# THE REQUEST
Write the data out again in full, with no departure from the original.

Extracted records
◆ ◆ ◆

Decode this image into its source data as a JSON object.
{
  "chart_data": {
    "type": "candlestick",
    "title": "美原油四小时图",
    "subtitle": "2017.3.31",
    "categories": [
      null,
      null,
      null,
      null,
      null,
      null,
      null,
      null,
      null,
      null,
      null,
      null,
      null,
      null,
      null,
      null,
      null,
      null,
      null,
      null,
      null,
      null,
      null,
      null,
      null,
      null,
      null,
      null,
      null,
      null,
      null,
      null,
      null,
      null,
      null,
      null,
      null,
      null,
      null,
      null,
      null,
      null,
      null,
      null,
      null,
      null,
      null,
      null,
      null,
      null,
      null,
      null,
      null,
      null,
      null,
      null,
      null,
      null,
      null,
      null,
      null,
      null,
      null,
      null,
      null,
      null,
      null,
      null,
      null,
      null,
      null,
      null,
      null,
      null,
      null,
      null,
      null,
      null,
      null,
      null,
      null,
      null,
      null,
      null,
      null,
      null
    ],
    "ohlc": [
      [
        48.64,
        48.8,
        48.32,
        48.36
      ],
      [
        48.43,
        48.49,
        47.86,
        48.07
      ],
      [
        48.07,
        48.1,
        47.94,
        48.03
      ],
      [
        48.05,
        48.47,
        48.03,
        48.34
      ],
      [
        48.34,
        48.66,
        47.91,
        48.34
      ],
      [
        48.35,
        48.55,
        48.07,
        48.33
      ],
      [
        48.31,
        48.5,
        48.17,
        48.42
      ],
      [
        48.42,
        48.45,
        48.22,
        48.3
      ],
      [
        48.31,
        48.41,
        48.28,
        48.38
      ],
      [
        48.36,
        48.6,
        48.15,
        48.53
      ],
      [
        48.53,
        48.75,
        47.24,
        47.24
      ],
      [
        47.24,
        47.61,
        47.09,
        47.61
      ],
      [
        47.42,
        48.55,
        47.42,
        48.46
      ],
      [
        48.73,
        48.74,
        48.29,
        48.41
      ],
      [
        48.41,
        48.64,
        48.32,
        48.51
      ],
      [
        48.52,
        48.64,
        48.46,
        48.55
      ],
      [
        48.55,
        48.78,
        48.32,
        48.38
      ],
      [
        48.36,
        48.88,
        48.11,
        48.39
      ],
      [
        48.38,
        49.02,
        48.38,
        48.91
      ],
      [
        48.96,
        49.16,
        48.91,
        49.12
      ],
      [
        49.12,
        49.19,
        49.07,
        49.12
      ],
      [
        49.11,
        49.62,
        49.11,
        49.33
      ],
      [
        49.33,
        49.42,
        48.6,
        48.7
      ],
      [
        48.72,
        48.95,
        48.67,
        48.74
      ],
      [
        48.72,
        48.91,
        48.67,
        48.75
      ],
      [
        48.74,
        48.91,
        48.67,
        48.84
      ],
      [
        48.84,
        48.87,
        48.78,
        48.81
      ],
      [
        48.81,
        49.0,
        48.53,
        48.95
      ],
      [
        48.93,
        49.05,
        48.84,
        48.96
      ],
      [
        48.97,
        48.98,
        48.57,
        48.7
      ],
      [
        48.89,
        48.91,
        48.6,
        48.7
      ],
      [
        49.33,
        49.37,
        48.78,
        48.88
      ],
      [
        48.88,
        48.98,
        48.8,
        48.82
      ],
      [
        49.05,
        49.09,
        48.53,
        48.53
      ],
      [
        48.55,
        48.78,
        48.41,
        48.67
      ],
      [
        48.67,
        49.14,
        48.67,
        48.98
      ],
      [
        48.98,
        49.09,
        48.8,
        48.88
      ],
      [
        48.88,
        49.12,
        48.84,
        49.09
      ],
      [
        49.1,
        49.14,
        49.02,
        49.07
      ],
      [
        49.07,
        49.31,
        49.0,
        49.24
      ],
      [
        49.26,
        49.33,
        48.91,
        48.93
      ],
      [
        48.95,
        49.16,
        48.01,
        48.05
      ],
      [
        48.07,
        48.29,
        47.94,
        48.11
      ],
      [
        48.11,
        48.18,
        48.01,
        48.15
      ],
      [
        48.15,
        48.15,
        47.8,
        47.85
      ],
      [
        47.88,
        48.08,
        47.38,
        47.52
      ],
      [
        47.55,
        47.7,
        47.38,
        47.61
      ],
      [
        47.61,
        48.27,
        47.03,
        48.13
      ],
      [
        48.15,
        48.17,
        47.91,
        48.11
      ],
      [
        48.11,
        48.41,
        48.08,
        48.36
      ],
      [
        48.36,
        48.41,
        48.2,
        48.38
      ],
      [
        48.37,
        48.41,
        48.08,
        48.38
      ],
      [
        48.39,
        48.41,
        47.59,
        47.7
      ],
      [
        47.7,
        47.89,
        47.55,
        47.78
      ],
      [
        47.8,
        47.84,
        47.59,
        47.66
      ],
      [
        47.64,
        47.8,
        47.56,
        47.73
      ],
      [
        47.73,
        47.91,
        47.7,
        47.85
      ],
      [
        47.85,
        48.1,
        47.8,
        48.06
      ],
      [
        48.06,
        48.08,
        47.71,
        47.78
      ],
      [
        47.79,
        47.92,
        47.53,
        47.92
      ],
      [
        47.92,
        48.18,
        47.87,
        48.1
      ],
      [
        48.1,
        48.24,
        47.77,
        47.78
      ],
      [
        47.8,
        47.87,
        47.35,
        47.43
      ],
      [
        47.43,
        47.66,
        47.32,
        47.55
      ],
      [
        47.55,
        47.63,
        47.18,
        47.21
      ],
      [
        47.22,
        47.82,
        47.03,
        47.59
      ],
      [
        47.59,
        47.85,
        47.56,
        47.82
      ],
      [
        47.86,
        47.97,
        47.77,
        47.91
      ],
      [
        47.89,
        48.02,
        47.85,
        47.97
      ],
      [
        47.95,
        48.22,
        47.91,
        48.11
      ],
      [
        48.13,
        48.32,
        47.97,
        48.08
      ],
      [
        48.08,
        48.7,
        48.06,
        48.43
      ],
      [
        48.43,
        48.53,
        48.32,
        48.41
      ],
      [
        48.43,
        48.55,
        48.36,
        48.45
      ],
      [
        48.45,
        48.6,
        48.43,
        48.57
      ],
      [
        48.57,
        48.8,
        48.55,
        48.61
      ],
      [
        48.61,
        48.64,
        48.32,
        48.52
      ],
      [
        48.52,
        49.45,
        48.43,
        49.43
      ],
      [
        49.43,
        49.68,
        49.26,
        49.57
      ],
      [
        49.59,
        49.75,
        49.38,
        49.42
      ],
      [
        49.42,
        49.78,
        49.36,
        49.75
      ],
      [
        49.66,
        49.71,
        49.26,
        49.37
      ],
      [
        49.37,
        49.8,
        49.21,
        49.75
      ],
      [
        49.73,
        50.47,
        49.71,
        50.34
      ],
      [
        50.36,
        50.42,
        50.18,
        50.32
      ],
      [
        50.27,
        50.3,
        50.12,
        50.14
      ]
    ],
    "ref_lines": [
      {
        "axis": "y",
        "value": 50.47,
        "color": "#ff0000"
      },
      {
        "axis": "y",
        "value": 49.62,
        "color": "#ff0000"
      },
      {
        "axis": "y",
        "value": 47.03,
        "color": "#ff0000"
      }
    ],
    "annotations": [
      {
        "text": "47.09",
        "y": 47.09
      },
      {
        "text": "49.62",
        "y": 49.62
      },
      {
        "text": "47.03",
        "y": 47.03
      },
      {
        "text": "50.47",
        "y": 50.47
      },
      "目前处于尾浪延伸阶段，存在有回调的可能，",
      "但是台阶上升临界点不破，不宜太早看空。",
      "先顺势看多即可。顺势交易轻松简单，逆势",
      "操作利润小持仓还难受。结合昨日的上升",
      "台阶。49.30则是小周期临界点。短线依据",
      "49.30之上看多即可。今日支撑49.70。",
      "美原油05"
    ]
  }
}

◆ ◆ ◆

# RESPONSE
Decode this image into its source data as a JSON object.
{
  "chart_data": {
    "type": "candlestick",
    "title": "美原油四小时图",
    "subtitle": "2017.3.31",
    "categories": [
      null,
      null,
      null,
      null,
      null,
      null,
      null,
      null,
      null,
      null,
      null,
      null,
      null,
      null,
      null,
      null,
      null,
      null,
      null,
      null,
      null,
      null,
      null,
      null,
      null,
      null,
      null,
      null,
      null,
      null,
      null,
      null,
      null,
      null,
      null,
      null,
      null,
      null,
      null,
      null,
      null,
      null,
      null,
      null,
      null,
      null,
      null,
      null,
      null,
      null,
      null,
      null,
      null,
      null,
      null,
      null,
      null,
      null,
      null,
      null,
      null,
      null,
      null,
      null,
      null,
      null,
      null,
      null,
      null,
      null,
      null,
      null,
      null,
      null,
      null,
      null,
      null,
      null,
      null,
      null,
      null,
      null,
      null,
      null,
      null,
      null
    ],
    "ohlc": [
      [
        48.64,
        48.8,
        48.32,
        48.36
      ],
      [
        48.43,
        48.49,
        47.86,
        48.07
      ],
      [
        48.07,
        48.1,
        47.94,
        48.03
      ],
      [
        48.05,
        48.47,
        48.03,
        48.34
      ],
      [
        48.34,
        48.66,
        47.91,
        48.34
      ],
      [
        48.35,
        48.55,
        48.07,
        48.33
      ],
      [
        48.31,
        48.5,
        48.17,
        48.42
      ],
      [
        48.42,
        48.45,
        48.22,
        48.3
      ],
      [
        48.31,
        48.41,
        48.28,
        48.38
      ],
      [
        48.36,
        48.6,
        48.15,
        48.53
      ],
      [
        48.53,
        48.75,
        47.24,
        47.24
      ],
      [
        47.24,
        47.61,
        47.09,
        47.61
      ],
      [
        47.42,
        48.55,
        47.42,
        48.46
      ],
      [
        48.73,
        48.74,
        48.29,
        48.41
      ],
      [
        48.41,
        48.64,
        48.32,
        48.51
      ],
      [
        48.52,
        48.64,
        48.46,
        48.55
      ],
      [
        48.55,
        48.78,
        48.32,
        48.38
      ],
      [
        48.36,
        48.88,
        48.11,
        48.39
      ],
      [
        48.38,
        49.02,
        48.38,
        48.91
      ],
      [
        48.96,
        49.16,
        48.91,
        49.12
      ],
      [
        49.12,
        49.19,
        49.07,
        49.12
      ],
      [
        49.11,
        49.62,
        49.11,
        49.33
      ],
      [
        49.33,
        49.42,
        48.6,
        48.7
      ],
      [
        48.72,
        48.95,
        48.67,
        48.74
      ],
      [
        48.72,
        48.91,
        48.67,
        48.75
      ],
      [
        48.74,
        48.91,
        48.67,
        48.84
      ],
      [
        48.84,
        48.87,
        48.78,
        48.81
      ],
      [
        48.81,
        49.0,
        48.53,
        48.95
      ],
      [
        48.93,
        49.05,
        48.84,
        48.96
      ],
      [
        48.97,
        48.98,
        48.57,
        48.7
      ],
      [
        48.89,
        48.91,
        48.6,
        48.7
      ],
      [
        49.33,
        49.37,
        48.78,
        48.88
      ],
      [
        48.88,
        48.98,
        48.8,
        48.82
      ],
      [
        49.05,
        49.09,
        48.53,
        48.53
      ],
      [
        48.55,
        48.78,
        48.41,
        48.67
      ],
      [
        48.67,
        49.14,
        48.67,
        48.98
      ],
      [
        48.98,
        49.09,
        48.8,
        48.88
      ],
      [
        48.88,
        49.12,
        48.84,
        49.09
      ],
      [
        49.1,
        49.14,
        49.02,
        49.07
      ],
      [
        49.07,
        49.31,
        49.0,
        49.24
      ],
      [
        49.26,
        49.33,
        48.91,
        48.93
      ],
      [
        48.95,
        49.16,
        48.01,
        48.05
      ],
      [
        48.07,
        48.29,
        47.94,
        48.11
      ],
      [
        48.11,
        48.18,
        48.01,
        48.15
      ],
      [
        48.15,
        48.15,
        47.8,
        47.85
      ],
      [
        47.88,
        48.08,
        47.38,
        47.52
      ],
      [
        47.55,
        47.7,
        47.38,
        47.61
      ],
      [
        47.61,
        48.27,
        47.03,
        48.13
      ],
      [
        48.15,
        48.17,
        47.91,
        48.11
      ],
      [
        48.11,
        48.41,
        48.08,
        48.36
      ],
      [
        48.36,
        48.41,
        48.2,
        48.38
      ],
      [
        48.37,
        48.41,
        48.08,
        48.38
      ],
      [
        48.39,
        48.41,
        47.59,
        47.7
      ],
      [
        47.7,
        47.89,
        47.55,
        47.78
      ],
      [
        47.8,
        47.84,
        47.59,
        47.66
      ],
      [
        47.64,
        47.8,
        47.56,
        47.73
      ],
      [
        47.73,
        47.91,
        47.7,
        47.85
      ],
      [
        47.85,
        48.1,
        47.8,
        48.06
      ],
      [
        48.06,
        48.08,
        47.71,
        47.78
      ],
      [
        47.79,
        47.92,
        47.53,
        47.92
      ],
      [
        47.92,
        48.18,
        47.87,
        48.1
      ],
      [
        48.1,
        48.24,
        47.77,
        47.78
      ],
      [
        47.8,
        47.87,
        47.35,
        47.43
      ],
      [
        47.43,
        47.66,
        47.32,
        47.55
      ],
      [
        47.55,
        47.63,
        47.18,
        47.21
      ],
      [
        47.22,
        47.82,
        47.03,
        47.59
      ],
      [
        47.59,
        47.85,
        47.56,
        47.82
      ],
      [
        47.86,
        47.97,
        47.77,
        47.91
      ],
      [
        47.89,
        48.02,
        47.85,
        47.97
      ],
      [
        47.95,
        48.22,
        47.91,
        48.11
      ],
      [
        48.13,
        48.32,
        47.97,
        48.08
      ],
      [
        48.08,
        48.7,
        48.06,
        48.43
      ],
      [
        48.43,
        48.53,
        48.32,
        48.41
      ],
      [
        48.43,
        48.55,
        48.36,
        48.45
      ],
      [
        48.45,
        48.6,
        48.43,
        48.57
      ],
      [
        48.57,
        48.8,
        48.55,
        48.61
      ],
      [
        48.61,
        48.64,
        48.32,
        48.52
      ],
      [
        48.52,
        49.45,
        48.43,
        49.43
      ],
      [
        49.43,
        49.68,
        49.26,
        49.57
      ],
      [
        49.59,
        49.75,
        49.38,
        49.42
      ],
      [
        49.42,
        49.78,
        49.36,
        49.75
      ],
      [
        49.66,
        49.71,
        49.26,
        49.37
      ],
      [
        49.37,
        49.8,
        49.21,
        49.75
      ],
      [
        49.73,
        50.47,
        49.71,
        50.34
      ],
      [
        50.36,
        50.42,
        50.18,
        50.32
      ],
      [
        50.27,
        50.3,
        50.12,
        50.14
      ]
    ],
    "ref_lines": [
      {
        "axis": "y",
        "value": 50.47,
        "color": "#ff0000"
      },
      {
        "axis": "y",
        "value": 49.62,
        "color": "#ff0000"
      },
      {
        "axis": "y",
        "value": 47.03,
        "color": "#ff0000"
      }
    ],
    "annotations": [
      {
        "text": "47.09",
        "y": 47.09
      },
      {
        "text": "49.62",
        "y": 49.62
      },
      {
        "text": "47.03",
        "y": 47.03
      },
      {
        "text": "50.47",
        "y": 50.47
      },
      "目前处于尾浪延伸阶段，存在有回调的可能，",
      "但是台阶上升临界点不破，不宜太早看空。",
      "先顺势看多即可。顺势交易轻松简单，逆势",
      "操作利润小持仓还难受。结合昨日的上升",
      "台阶。49.30则是小周期临界点。短线依据",
      "49.30之上看多即可。今日支撑49.70。",
      "美原油05"
    ]
  }
}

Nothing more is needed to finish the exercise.